Records to use
— BEGIN —
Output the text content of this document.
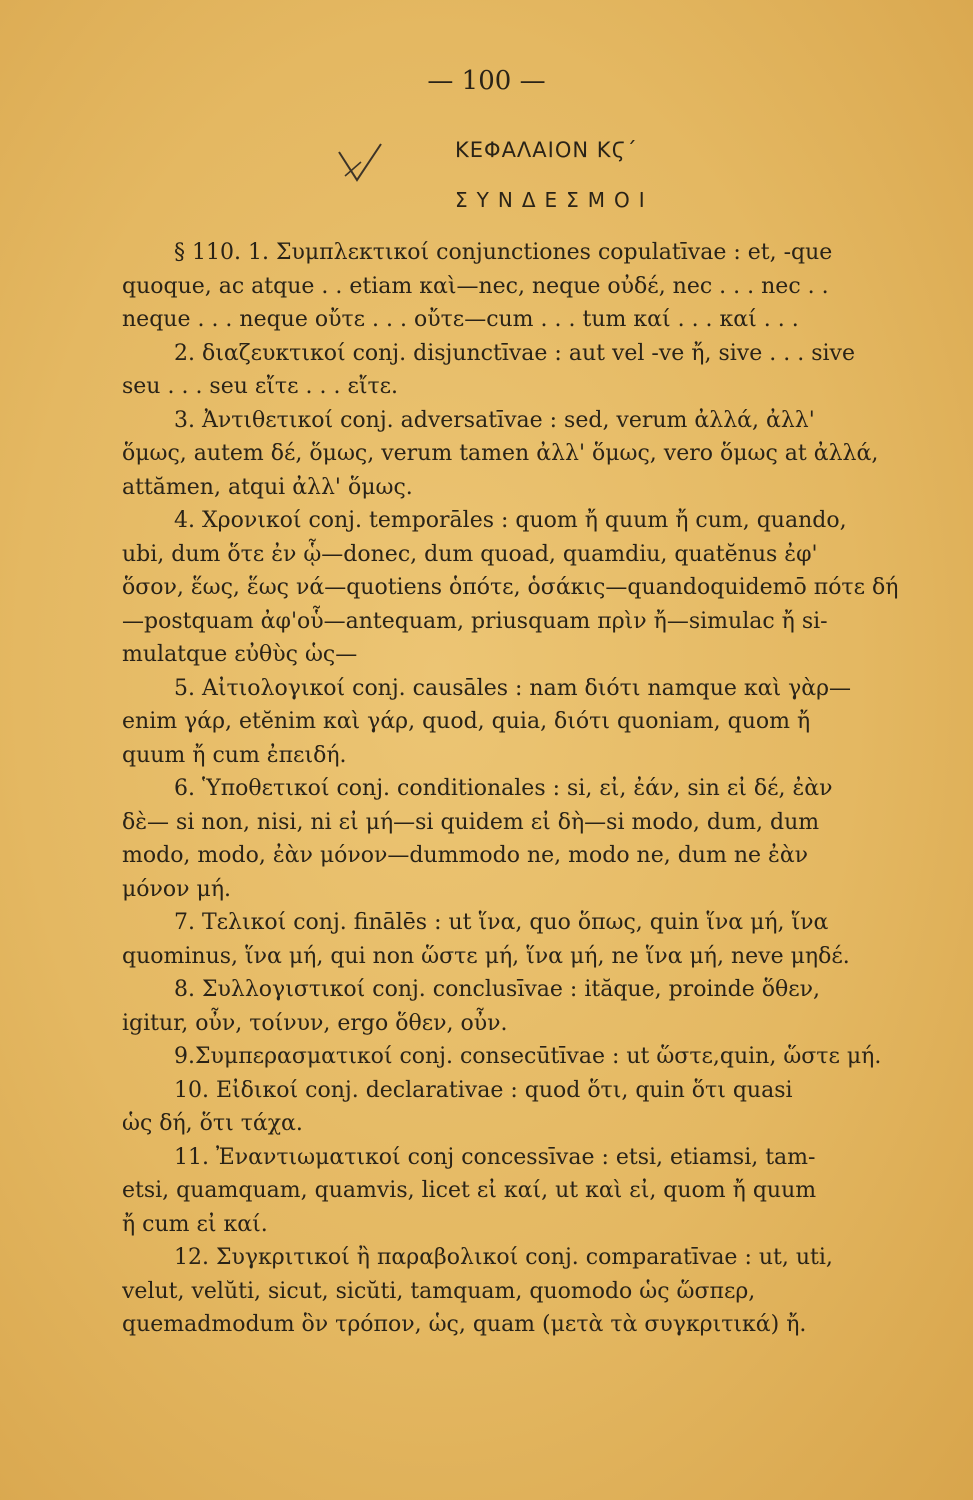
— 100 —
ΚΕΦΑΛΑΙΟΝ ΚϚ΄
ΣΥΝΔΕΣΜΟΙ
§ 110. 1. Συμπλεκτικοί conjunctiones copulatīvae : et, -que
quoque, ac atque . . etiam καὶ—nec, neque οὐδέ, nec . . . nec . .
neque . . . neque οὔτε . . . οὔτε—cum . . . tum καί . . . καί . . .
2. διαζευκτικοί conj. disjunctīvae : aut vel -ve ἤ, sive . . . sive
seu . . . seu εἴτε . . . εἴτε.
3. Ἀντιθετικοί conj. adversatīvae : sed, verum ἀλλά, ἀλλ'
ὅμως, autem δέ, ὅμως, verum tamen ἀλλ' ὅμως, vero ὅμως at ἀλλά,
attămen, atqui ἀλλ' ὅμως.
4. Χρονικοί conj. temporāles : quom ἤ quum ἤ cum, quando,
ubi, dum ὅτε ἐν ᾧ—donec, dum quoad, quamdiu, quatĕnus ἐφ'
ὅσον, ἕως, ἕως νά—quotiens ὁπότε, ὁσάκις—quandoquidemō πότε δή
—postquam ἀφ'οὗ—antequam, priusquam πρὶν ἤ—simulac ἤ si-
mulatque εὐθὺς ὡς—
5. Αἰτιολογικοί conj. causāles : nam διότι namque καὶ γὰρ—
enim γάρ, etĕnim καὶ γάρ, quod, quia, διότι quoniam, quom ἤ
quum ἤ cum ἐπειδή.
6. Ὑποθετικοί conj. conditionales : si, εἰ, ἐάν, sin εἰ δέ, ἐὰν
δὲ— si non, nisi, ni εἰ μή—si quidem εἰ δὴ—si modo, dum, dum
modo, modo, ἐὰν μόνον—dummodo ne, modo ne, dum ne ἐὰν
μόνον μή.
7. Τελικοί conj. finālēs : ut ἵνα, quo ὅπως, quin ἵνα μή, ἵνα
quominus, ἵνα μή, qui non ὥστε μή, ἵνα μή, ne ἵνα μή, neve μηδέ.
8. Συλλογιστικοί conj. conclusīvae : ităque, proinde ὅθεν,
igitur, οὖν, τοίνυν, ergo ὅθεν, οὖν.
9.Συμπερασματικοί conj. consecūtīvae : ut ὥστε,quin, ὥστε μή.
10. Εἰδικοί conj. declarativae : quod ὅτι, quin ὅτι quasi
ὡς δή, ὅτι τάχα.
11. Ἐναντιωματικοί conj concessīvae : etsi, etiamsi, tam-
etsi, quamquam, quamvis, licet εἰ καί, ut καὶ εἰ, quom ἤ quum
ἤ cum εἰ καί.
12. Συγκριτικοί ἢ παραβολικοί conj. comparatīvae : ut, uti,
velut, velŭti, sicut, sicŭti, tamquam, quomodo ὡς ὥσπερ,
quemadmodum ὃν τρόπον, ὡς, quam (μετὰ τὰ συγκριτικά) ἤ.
— END —
— BEGIN —
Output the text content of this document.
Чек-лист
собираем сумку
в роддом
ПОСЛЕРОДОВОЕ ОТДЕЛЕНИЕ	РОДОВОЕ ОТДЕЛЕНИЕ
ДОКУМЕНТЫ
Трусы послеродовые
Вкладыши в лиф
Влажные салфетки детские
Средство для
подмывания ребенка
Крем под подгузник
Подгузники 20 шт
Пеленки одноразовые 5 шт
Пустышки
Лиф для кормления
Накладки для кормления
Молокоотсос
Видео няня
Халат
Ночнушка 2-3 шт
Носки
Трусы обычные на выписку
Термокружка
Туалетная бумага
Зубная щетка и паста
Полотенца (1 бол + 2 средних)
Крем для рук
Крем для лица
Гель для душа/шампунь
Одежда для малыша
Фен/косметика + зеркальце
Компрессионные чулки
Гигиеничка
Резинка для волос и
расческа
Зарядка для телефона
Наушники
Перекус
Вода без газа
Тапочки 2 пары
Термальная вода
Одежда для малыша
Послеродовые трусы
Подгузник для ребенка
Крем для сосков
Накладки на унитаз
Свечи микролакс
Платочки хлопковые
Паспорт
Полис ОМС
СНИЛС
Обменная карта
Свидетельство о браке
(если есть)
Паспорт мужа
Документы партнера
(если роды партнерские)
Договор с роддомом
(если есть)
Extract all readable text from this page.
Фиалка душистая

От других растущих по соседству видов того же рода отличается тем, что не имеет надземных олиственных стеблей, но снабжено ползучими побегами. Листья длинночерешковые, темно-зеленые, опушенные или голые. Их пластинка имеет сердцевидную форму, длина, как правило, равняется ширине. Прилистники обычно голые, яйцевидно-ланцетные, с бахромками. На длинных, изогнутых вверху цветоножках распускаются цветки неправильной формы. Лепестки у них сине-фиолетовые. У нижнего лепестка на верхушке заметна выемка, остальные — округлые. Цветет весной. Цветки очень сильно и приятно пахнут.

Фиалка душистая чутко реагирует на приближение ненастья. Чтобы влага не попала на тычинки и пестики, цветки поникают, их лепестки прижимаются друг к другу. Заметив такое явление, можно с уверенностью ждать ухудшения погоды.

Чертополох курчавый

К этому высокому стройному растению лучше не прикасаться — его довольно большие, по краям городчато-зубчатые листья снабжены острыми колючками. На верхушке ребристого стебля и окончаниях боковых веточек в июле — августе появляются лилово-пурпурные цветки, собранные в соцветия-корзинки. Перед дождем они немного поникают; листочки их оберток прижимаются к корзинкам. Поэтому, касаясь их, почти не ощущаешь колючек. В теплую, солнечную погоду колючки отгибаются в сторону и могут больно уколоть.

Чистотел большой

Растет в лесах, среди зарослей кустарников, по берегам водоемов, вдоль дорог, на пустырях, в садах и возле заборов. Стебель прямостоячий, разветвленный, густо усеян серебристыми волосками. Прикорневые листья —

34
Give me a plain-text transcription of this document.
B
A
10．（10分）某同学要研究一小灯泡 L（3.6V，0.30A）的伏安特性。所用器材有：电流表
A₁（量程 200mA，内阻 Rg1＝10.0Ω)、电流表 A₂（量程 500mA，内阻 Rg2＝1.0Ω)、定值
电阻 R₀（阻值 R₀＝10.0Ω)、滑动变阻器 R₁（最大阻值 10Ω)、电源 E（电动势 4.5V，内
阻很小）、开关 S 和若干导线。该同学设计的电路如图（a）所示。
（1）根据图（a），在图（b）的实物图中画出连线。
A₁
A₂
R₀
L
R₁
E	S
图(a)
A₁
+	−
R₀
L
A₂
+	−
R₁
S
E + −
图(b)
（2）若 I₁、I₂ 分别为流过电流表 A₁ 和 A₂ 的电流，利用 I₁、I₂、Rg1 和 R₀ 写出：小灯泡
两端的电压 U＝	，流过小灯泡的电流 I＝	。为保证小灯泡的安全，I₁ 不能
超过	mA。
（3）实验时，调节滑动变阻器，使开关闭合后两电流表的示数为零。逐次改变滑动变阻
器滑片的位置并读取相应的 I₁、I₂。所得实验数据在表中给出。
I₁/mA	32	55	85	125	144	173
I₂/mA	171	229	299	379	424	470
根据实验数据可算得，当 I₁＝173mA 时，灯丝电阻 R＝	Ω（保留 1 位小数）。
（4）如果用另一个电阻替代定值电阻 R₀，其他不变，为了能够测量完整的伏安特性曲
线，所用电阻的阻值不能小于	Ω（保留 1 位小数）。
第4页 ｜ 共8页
— END —
Given request
State the count of lines with the word "verum" in them, and write nothing else.

Reply
2